Problem statement: Track down each line that has the word "Expense" and copy it.

Collected data entries:
□ □ □ □ □ □ □
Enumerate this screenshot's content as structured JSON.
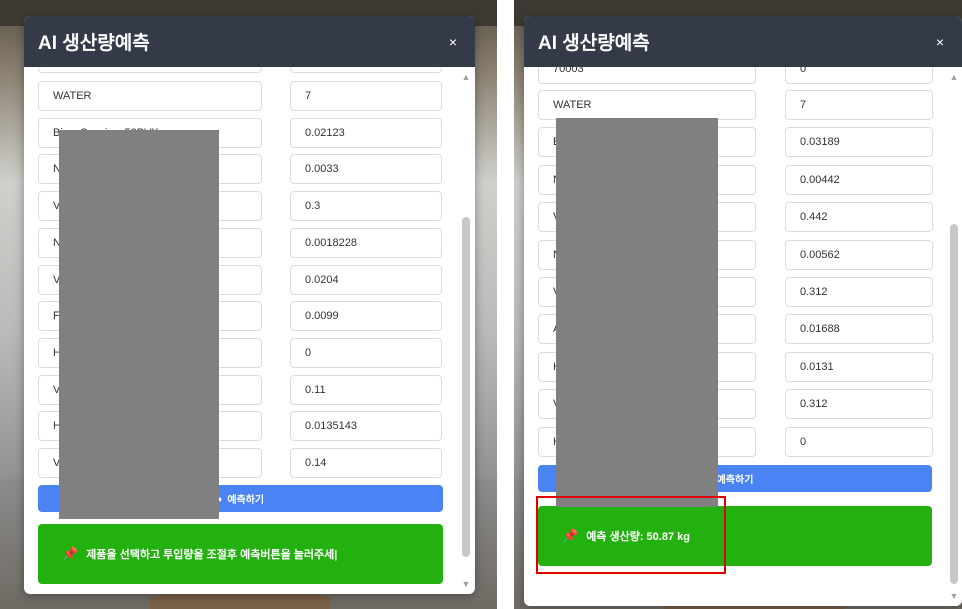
{
  "left_panel": {
    "title": "AI 생산량예측",
    "close_label": "×",
    "top_partial_row": {
      "name": "",
      "value": ""
    },
    "rows": [
      {
        "name": "WATER",
        "value": "7"
      },
      {
        "name": "Bi  —  C  —  i  —  52PVK",
        "value": "0.02123"
      },
      {
        "name": "N",
        "value": "0.0033"
      },
      {
        "name": "V",
        "value": "0.3"
      },
      {
        "name": "N",
        "value": "0.0018228"
      },
      {
        "name": "V",
        "value": "0.0204"
      },
      {
        "name": "F",
        "value": "0.0099"
      },
      {
        "name": "H",
        "value": "0"
      },
      {
        "name": "V",
        "value": "0.11"
      },
      {
        "name": "H",
        "value": "0.0135143"
      },
      {
        "name": "V",
        "value": "0.14"
      }
    ],
    "predict_button": "예측하기",
    "predict_icon": "circle-icon",
    "result_icon": "pushpin-icon",
    "result_pin": "📌",
    "result_text": "제품을 선택하고 투입량을 조절후 예측버튼을 눌러주세|"
  },
  "right_panel": {
    "title": "AI 생산량예측",
    "close_label": "×",
    "top_partial_row": {
      "name": "70003",
      "value": "0"
    },
    "rows": [
      {
        "name": "WATER",
        "value": "7"
      },
      {
        "name": "B",
        "value": "0.03189"
      },
      {
        "name": "N",
        "value": "0.00442"
      },
      {
        "name": "V",
        "value": "0.442"
      },
      {
        "name": "N",
        "value": "0.00562"
      },
      {
        "name": "V",
        "value": "0.312"
      },
      {
        "name": "A",
        "value": "0.01688"
      },
      {
        "name": "H",
        "value": "0.0131"
      },
      {
        "name": "V",
        "value": "0.312"
      },
      {
        "name": "H",
        "value": "0"
      }
    ],
    "predict_button": "예측하기",
    "result_icon": "pushpin-icon",
    "result_pin": "📌",
    "result_text": "예측 생산량: 50.87 kg"
  },
  "colors": {
    "header": "#343a48",
    "predict_button": "#4a84f4",
    "result_box": "#22b10e",
    "highlight": "#e00000",
    "redaction": "#808080"
  }
}
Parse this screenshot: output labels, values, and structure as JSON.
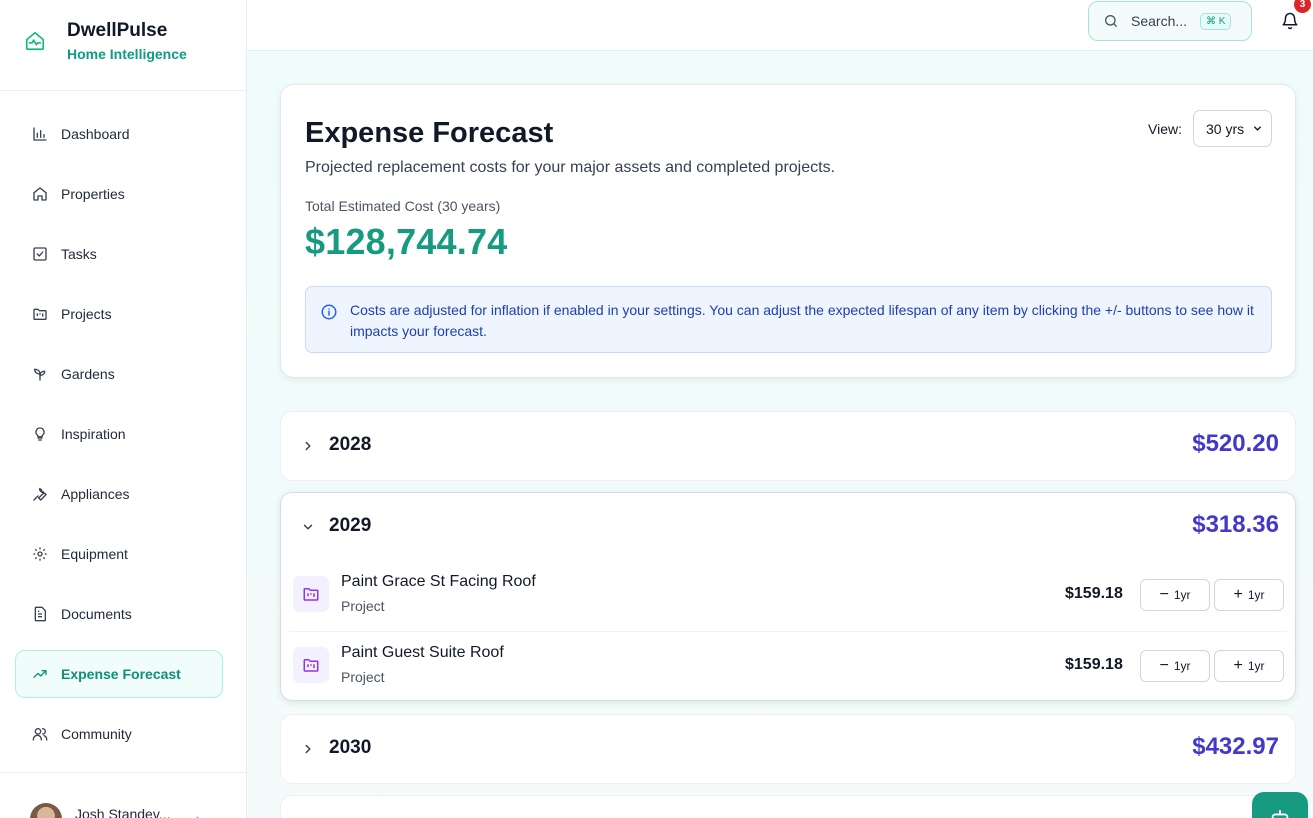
{
  "brand": {
    "title": "DwellPulse",
    "subtitle": "Home Intelligence"
  },
  "nav": {
    "items": [
      {
        "label": "Dashboard",
        "icon": "bar-chart-icon"
      },
      {
        "label": "Properties",
        "icon": "home-icon"
      },
      {
        "label": "Tasks",
        "icon": "check-square-icon"
      },
      {
        "label": "Projects",
        "icon": "folder-kanban-icon"
      },
      {
        "label": "Gardens",
        "icon": "sprout-icon"
      },
      {
        "label": "Inspiration",
        "icon": "lightbulb-icon"
      },
      {
        "label": "Appliances",
        "icon": "wrench-icon"
      },
      {
        "label": "Equipment",
        "icon": "gear-icon"
      },
      {
        "label": "Documents",
        "icon": "file-text-icon"
      },
      {
        "label": "Expense Forecast",
        "icon": "trending-up-icon",
        "active": true
      },
      {
        "label": "Community",
        "icon": "users-icon"
      }
    ]
  },
  "user": {
    "name": "Josh Standev..."
  },
  "topbar": {
    "search_placeholder": "Search...",
    "shortcut": "⌘ K",
    "notification_count": "3"
  },
  "forecast": {
    "title": "Expense Forecast",
    "subtitle": "Projected replacement costs for your major assets and completed projects.",
    "view_label": "View:",
    "view_value": "30 yrs",
    "total_label": "Total Estimated Cost (30 years)",
    "total_value": "$128,744.74",
    "info": "Costs are adjusted for inflation if enabled in your settings. You can adjust the expected lifespan of any item by clicking the +/- buttons to see how it impacts your forecast."
  },
  "years": [
    {
      "year": "2028",
      "amount": "$520.20",
      "expanded": false
    },
    {
      "year": "2029",
      "amount": "$318.36",
      "expanded": true,
      "items": [
        {
          "title": "Paint Grace St Facing Roof",
          "type": "Project",
          "cost": "$159.18",
          "minus_label": "1yr",
          "plus_label": "1yr"
        },
        {
          "title": "Paint Guest Suite Roof",
          "type": "Project",
          "cost": "$159.18",
          "minus_label": "1yr",
          "plus_label": "1yr"
        }
      ]
    },
    {
      "year": "2030",
      "amount": "$432.97",
      "expanded": false
    }
  ],
  "colors": {
    "accent": "#169a80",
    "amount": "#4338ca",
    "info_text": "#1e40af",
    "badge": "#dc2626"
  }
}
□ □ □ □ □ □ □
Answer to this task:
        "label": "Expense Forecast",
    "title": "Expense Forecast",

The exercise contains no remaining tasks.